Task details
Return every entry exactly.

Data extract
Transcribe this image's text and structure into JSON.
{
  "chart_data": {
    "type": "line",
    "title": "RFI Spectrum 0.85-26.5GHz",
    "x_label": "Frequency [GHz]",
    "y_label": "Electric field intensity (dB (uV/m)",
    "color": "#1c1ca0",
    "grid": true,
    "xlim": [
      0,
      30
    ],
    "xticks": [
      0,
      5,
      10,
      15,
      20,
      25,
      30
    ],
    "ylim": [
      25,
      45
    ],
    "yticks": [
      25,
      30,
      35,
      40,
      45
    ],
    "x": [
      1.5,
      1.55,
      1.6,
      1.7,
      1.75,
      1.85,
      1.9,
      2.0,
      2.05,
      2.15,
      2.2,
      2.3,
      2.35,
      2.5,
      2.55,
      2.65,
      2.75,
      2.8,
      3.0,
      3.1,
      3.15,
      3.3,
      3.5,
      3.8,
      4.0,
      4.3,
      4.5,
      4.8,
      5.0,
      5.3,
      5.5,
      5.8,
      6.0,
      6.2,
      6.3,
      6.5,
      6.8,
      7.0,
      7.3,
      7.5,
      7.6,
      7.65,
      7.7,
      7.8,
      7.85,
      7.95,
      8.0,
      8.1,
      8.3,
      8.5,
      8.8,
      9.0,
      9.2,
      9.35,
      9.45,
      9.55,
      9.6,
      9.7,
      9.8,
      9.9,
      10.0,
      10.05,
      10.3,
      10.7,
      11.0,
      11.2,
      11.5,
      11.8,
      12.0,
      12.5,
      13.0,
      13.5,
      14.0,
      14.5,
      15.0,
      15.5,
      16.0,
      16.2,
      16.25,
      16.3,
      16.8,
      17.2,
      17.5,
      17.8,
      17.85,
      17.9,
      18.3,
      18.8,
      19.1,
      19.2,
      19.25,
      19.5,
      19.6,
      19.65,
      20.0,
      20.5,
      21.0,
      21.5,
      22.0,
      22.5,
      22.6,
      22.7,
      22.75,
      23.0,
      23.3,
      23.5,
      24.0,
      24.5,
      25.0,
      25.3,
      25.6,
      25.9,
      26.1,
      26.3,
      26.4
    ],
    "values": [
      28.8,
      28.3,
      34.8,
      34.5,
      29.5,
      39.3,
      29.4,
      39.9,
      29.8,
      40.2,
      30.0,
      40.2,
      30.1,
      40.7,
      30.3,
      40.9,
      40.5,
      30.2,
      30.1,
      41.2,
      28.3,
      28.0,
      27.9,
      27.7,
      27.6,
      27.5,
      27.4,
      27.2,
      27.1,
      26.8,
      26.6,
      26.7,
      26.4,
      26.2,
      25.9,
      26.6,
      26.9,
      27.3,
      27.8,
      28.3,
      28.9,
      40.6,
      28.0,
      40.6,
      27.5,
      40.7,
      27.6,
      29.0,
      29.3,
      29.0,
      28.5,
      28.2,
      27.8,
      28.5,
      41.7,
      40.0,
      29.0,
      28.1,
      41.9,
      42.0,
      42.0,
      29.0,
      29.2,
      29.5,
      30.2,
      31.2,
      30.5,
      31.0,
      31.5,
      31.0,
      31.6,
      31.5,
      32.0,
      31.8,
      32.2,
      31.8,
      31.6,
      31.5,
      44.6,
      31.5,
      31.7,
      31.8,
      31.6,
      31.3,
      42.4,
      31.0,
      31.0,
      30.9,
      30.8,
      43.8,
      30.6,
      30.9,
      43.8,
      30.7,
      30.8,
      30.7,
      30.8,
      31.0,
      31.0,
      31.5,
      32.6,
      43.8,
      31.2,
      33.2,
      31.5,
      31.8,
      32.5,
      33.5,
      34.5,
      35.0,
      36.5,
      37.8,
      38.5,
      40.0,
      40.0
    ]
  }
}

Expected output
Transcribe this image's text and structure into JSON.
{
  "chart_data": {
    "type": "line",
    "title": "RFI Spectrum 0.85-26.5GHz",
    "x_label": "Frequency [GHz]",
    "y_label": "Electric field intensity (dB (uV/m)",
    "color": "#1c1ca0",
    "grid": true,
    "xlim": [
      0,
      30
    ],
    "xticks": [
      0,
      5,
      10,
      15,
      20,
      25,
      30
    ],
    "ylim": [
      25,
      45
    ],
    "yticks": [
      25,
      30,
      35,
      40,
      45
    ],
    "x": [
      1.5,
      1.55,
      1.6,
      1.7,
      1.75,
      1.85,
      1.9,
      2.0,
      2.05,
      2.15,
      2.2,
      2.3,
      2.35,
      2.5,
      2.55,
      2.65,
      2.75,
      2.8,
      3.0,
      3.1,
      3.15,
      3.3,
      3.5,
      3.8,
      4.0,
      4.3,
      4.5,
      4.8,
      5.0,
      5.3,
      5.5,
      5.8,
      6.0,
      6.2,
      6.3,
      6.5,
      6.8,
      7.0,
      7.3,
      7.5,
      7.6,
      7.65,
      7.7,
      7.8,
      7.85,
      7.95,
      8.0,
      8.1,
      8.3,
      8.5,
      8.8,
      9.0,
      9.2,
      9.35,
      9.45,
      9.55,
      9.6,
      9.7,
      9.8,
      9.9,
      10.0,
      10.05,
      10.3,
      10.7,
      11.0,
      11.2,
      11.5,
      11.8,
      12.0,
      12.5,
      13.0,
      13.5,
      14.0,
      14.5,
      15.0,
      15.5,
      16.0,
      16.2,
      16.25,
      16.3,
      16.8,
      17.2,
      17.5,
      17.8,
      17.85,
      17.9,
      18.3,
      18.8,
      19.1,
      19.2,
      19.25,
      19.5,
      19.6,
      19.65,
      20.0,
      20.5,
      21.0,
      21.5,
      22.0,
      22.5,
      22.6,
      22.7,
      22.75,
      23.0,
      23.3,
      23.5,
      24.0,
      24.5,
      25.0,
      25.3,
      25.6,
      25.9,
      26.1,
      26.3,
      26.4
    ],
    "values": [
      28.8,
      28.3,
      34.8,
      34.5,
      29.5,
      39.3,
      29.4,
      39.9,
      29.8,
      40.2,
      30.0,
      40.2,
      30.1,
      40.7,
      30.3,
      40.9,
      40.5,
      30.2,
      30.1,
      41.2,
      28.3,
      28.0,
      27.9,
      27.7,
      27.6,
      27.5,
      27.4,
      27.2,
      27.1,
      26.8,
      26.6,
      26.7,
      26.4,
      26.2,
      25.9,
      26.6,
      26.9,
      27.3,
      27.8,
      28.3,
      28.9,
      40.6,
      28.0,
      40.6,
      27.5,
      40.7,
      27.6,
      29.0,
      29.3,
      29.0,
      28.5,
      28.2,
      27.8,
      28.5,
      41.7,
      40.0,
      29.0,
      28.1,
      41.9,
      42.0,
      42.0,
      29.0,
      29.2,
      29.5,
      30.2,
      31.2,
      30.5,
      31.0,
      31.5,
      31.0,
      31.6,
      31.5,
      32.0,
      31.8,
      32.2,
      31.8,
      31.6,
      31.5,
      44.6,
      31.5,
      31.7,
      31.8,
      31.6,
      31.3,
      42.4,
      31.0,
      31.0,
      30.9,
      30.8,
      43.8,
      30.6,
      30.9,
      43.8,
      30.7,
      30.8,
      30.7,
      30.8,
      31.0,
      31.0,
      31.5,
      32.6,
      43.8,
      31.2,
      33.2,
      31.5,
      31.8,
      32.5,
      33.5,
      34.5,
      35.0,
      36.5,
      37.8,
      38.5,
      40.0,
      40.0
    ]
  }
}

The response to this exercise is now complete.